The task —
Everything in the data should be repeated exactly, save for the images.

Raw records —
|---|
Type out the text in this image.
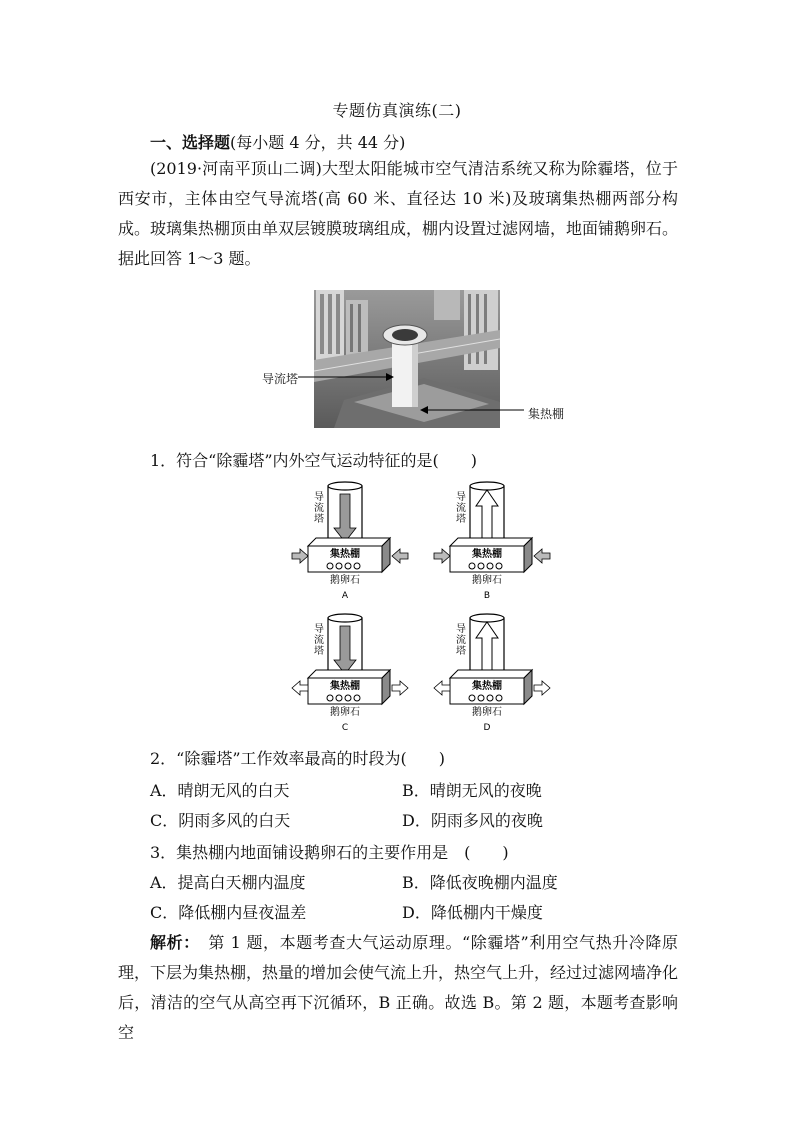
专题仿真演练(二)
一、选择题(每小题 4 分，共 44 分)
(2019·河南平顶山二调)大型太阳能城市空气清洁系统又称为除霾塔，位于西安市，主体由空气导流塔(高 60 米、直径达 10 米)及玻璃集热棚两部分构成。玻璃集热棚顶由单双层镀膜玻璃组成，棚内设置过滤网墙，地面铺鹅卵石。据此回答 1～3 题。
导流塔
集热棚
1．符合“除霾塔”内外空气运动特征的是(　　)
导
流
塔
集热棚
鹅卵石
A
导
流
塔
集热棚
鹅卵石
B
导
流
塔
集热棚
鹅卵石
C
导
流
塔
集热棚
鹅卵石
D
2．“除霾塔”工作效率最高的时段为(　　)
A．晴朗无风的白天	B．晴朗无风的夜晚
C．阴雨多风的白天	D．阴雨多风的夜晚
3．集热棚内地面铺设鹅卵石的主要作用是　(　　)
A．提高白天棚内温度	B．降低夜晚棚内温度
C．降低棚内昼夜温差	D．降低棚内干燥度
解析：　第 1 题，本题考查大气运动原理。“除霾塔”利用空气热升冷降原理，下层为集热棚，热量的增加会使气流上升，热空气上升，经过过滤网墙净化后，清洁的空气从高空再下沉循环，B 正确。故选 B。第 2 题，本题考查影响空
|---|
Exercise solution —
Type out the text in this image.
专题仿真演练(二)
一、选择题(每小题 4 分，共 44 分)
(2019·河南平顶山二调)大型太阳能城市空气清洁系统又称为除霾塔，位于西安市，主体由空气导流塔(高 60 米、直径达 10 米)及玻璃集热棚两部分构成。玻璃集热棚顶由单双层镀膜玻璃组成，棚内设置过滤网墙，地面铺鹅卵石。据此回答 1～3 题。
导流塔
集热棚
1．符合“除霾塔”内外空气运动特征的是(　　)
导
流
塔
集热棚
鹅卵石
A
导
流
塔
集热棚
鹅卵石
B
导
流
塔
集热棚
鹅卵石
C
导
流
塔
集热棚
鹅卵石
D
2．“除霾塔”工作效率最高的时段为(　　)
A．晴朗无风的白天	B．晴朗无风的夜晚
C．阴雨多风的白天	D．阴雨多风的夜晚
3．集热棚内地面铺设鹅卵石的主要作用是　(　　)
A．提高白天棚内温度	B．降低夜晚棚内温度
C．降低棚内昼夜温差	D．降低棚内干燥度
解析：　第 1 题，本题考查大气运动原理。“除霾塔”利用空气热升冷降原理，下层为集热棚，热量的增加会使气流上升，热空气上升，经过过滤网墙净化后，清洁的空气从高空再下沉循环，B 正确。故选 B。第 2 题，本题考查影响空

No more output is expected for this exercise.